┌────────

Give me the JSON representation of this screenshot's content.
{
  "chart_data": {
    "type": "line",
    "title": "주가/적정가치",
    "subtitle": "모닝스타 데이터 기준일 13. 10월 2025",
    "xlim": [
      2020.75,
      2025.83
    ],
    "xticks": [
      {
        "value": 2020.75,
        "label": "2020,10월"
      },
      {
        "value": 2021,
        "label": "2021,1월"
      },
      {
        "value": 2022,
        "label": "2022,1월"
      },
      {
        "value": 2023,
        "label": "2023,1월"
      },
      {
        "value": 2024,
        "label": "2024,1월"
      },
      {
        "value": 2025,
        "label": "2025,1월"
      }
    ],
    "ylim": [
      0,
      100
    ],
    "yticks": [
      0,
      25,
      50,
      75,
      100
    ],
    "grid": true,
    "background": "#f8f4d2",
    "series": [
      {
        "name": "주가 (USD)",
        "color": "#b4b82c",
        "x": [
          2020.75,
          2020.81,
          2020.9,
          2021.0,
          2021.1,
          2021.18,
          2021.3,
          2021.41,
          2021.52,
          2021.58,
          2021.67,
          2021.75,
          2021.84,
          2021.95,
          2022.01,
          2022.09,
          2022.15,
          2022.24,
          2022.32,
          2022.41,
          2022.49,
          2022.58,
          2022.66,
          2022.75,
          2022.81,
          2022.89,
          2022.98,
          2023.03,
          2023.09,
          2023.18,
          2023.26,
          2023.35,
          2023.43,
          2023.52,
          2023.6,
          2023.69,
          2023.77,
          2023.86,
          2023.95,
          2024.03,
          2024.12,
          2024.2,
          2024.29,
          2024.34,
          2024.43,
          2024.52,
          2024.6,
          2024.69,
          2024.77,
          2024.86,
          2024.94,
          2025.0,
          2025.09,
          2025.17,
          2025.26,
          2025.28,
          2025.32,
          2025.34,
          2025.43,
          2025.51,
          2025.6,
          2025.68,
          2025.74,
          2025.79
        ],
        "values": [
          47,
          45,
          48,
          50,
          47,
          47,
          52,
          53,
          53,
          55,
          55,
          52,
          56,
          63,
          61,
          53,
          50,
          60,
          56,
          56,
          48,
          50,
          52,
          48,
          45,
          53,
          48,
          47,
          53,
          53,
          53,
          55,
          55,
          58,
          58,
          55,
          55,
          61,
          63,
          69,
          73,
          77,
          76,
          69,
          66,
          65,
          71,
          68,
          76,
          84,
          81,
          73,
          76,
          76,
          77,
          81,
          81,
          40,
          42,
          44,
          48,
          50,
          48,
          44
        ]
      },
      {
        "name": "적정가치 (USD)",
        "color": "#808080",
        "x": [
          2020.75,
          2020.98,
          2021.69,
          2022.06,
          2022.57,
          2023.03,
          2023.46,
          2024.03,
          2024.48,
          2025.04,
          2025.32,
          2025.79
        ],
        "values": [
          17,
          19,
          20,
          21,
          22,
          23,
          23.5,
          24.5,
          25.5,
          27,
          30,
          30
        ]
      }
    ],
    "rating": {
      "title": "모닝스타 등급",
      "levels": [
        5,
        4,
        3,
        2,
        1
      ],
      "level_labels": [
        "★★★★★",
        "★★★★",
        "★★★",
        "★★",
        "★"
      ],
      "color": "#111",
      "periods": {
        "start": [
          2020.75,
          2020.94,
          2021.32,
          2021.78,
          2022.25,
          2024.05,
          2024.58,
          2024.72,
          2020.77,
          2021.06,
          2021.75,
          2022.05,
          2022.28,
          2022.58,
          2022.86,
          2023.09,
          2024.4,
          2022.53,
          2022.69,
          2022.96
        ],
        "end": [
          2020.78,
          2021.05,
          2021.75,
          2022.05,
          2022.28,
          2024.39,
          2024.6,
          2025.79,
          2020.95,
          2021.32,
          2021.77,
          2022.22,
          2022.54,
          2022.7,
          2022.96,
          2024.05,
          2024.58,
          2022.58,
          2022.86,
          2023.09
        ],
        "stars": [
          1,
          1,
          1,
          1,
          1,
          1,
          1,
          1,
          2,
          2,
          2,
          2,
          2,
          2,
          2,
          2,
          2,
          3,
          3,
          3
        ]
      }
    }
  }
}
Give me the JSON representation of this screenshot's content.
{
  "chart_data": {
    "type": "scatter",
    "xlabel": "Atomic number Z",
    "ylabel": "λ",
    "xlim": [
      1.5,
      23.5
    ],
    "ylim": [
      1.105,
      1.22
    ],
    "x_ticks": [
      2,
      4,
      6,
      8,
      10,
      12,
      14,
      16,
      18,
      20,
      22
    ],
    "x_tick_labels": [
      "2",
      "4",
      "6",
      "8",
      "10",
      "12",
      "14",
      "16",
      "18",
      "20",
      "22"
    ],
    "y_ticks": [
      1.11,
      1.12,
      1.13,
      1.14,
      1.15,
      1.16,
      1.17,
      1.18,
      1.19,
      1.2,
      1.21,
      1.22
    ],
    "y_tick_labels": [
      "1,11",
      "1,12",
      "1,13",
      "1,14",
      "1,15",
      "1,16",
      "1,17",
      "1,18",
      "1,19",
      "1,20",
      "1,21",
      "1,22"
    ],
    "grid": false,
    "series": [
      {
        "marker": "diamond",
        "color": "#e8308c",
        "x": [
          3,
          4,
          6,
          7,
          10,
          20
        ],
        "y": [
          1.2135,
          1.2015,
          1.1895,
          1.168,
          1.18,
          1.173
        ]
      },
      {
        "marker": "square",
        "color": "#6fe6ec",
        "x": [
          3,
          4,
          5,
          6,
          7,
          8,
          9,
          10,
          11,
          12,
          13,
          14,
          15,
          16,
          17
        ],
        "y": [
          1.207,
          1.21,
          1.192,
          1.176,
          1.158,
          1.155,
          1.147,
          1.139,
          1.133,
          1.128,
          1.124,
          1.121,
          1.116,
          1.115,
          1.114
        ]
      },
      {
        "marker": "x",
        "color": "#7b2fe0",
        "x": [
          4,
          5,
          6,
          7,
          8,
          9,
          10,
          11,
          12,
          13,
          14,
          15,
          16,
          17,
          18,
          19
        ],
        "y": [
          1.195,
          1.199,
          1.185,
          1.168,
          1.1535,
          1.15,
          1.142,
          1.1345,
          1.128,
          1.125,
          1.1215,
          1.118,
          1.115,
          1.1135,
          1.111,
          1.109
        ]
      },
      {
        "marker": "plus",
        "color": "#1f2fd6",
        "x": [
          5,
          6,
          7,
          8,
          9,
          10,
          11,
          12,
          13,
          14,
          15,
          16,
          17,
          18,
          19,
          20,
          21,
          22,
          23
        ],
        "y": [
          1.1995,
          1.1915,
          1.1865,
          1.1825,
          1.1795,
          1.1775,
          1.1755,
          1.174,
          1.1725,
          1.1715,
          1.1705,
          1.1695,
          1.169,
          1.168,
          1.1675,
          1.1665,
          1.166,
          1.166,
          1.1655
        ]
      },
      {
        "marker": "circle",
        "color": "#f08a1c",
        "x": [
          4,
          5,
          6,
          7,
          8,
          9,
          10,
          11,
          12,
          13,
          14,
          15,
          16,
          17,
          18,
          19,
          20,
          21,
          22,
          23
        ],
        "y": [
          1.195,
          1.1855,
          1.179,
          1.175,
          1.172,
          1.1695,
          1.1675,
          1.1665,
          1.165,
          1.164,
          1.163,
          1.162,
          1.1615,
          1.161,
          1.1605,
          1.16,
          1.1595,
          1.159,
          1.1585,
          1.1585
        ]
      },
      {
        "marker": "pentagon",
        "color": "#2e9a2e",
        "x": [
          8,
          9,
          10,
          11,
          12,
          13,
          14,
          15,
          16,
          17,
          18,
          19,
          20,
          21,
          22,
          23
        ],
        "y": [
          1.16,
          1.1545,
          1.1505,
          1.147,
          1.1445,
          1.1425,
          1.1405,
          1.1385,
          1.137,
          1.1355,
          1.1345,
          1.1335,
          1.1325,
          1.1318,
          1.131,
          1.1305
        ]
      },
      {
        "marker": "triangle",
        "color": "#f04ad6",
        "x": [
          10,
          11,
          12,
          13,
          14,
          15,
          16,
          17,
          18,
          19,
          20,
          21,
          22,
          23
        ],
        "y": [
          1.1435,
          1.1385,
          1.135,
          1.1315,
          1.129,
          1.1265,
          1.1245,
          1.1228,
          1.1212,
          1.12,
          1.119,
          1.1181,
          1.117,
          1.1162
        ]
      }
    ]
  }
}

└────────

• **GIVEN REQUEST**: Collect each line containing the string "marker".

• **COMPLETE OUTPUT**:
        "marker": "diamond",
        "marker": "square",
        "marker": "x",
        "marker": "plus",
        "marker": "circle",
        "marker": "pentagon",
        "marker": "triangle",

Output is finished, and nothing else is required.